WHAT IS BEING ASKED – Pick out each line containing the string "free" and copy it.

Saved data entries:

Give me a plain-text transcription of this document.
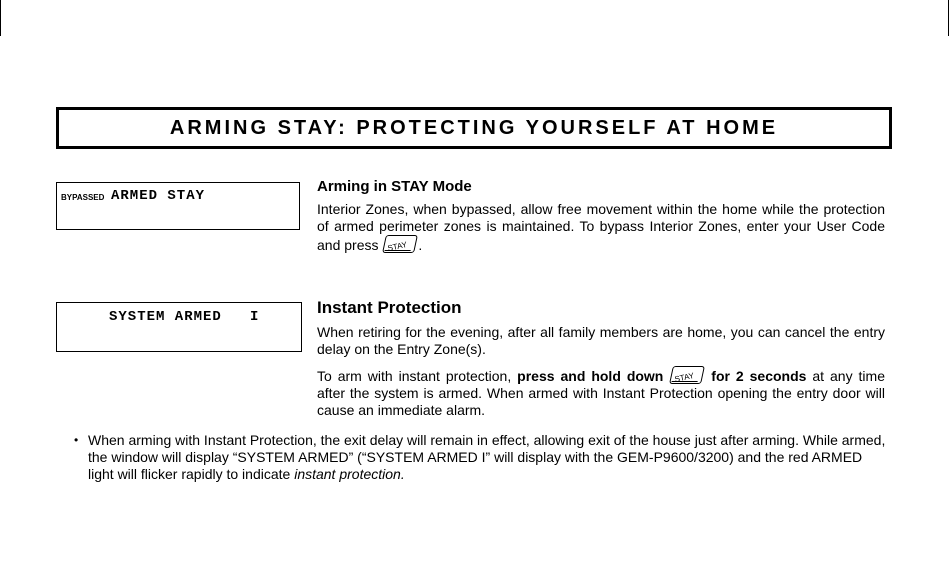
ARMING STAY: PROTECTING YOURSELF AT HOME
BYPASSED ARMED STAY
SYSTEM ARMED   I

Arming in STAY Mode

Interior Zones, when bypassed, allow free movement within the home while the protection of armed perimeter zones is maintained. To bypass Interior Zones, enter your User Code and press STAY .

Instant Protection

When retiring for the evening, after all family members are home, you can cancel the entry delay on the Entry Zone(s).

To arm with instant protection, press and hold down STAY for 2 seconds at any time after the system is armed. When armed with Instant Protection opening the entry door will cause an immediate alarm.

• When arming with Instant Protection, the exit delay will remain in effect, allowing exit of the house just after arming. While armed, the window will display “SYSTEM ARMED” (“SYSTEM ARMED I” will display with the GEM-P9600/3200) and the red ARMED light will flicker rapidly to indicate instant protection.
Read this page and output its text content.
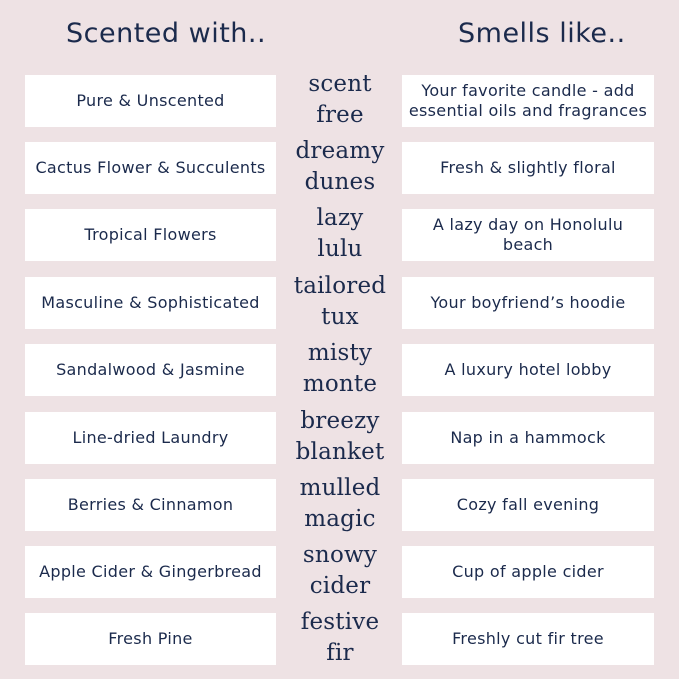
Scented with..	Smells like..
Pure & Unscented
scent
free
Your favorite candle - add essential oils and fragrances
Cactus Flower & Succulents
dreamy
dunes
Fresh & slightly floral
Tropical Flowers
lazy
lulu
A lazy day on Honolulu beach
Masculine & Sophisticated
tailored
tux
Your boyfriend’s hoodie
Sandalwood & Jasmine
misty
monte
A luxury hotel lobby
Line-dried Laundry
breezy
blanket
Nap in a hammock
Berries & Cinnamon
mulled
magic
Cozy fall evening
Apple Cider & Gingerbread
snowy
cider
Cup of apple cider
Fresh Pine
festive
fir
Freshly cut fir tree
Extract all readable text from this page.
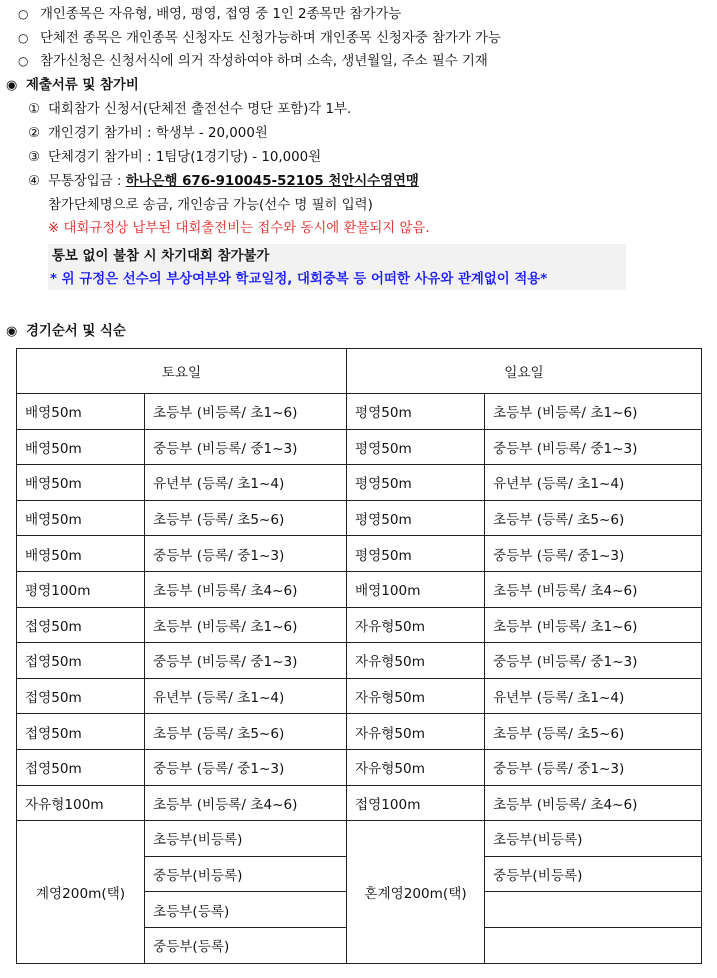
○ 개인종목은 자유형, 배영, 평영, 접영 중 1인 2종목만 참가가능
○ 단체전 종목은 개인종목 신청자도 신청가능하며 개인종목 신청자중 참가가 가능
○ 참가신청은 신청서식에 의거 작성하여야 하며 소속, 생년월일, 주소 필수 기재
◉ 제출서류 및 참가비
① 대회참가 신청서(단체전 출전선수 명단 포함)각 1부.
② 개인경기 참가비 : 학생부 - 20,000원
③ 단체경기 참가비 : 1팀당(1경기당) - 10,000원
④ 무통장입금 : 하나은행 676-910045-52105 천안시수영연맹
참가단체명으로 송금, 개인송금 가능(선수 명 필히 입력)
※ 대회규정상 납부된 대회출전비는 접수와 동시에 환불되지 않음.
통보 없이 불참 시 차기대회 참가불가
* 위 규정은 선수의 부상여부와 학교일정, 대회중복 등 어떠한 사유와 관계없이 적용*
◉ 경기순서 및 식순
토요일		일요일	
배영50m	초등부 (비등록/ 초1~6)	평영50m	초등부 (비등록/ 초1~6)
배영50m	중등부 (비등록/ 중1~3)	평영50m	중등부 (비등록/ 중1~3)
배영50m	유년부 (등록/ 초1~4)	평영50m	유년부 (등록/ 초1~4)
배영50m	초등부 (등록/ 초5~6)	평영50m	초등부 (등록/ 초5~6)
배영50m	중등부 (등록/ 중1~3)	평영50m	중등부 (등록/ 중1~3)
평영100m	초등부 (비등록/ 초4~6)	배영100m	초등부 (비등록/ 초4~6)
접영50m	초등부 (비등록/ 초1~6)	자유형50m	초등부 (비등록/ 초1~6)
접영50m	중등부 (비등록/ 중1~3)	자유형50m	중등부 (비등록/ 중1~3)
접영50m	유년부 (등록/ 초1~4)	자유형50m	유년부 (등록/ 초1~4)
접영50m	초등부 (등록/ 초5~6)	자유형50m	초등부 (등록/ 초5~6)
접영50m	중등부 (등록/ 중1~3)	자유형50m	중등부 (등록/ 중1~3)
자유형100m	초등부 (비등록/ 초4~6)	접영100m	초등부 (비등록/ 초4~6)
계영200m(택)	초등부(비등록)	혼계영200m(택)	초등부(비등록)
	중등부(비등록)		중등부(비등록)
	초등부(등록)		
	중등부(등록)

PROBLEM SOLUTION –
Interior Zones, when bypassed, allow free movement within the home while the protection of armed perimeter zones is maintained. To bypass Interior Zones, enter your User Code and press STAY .
free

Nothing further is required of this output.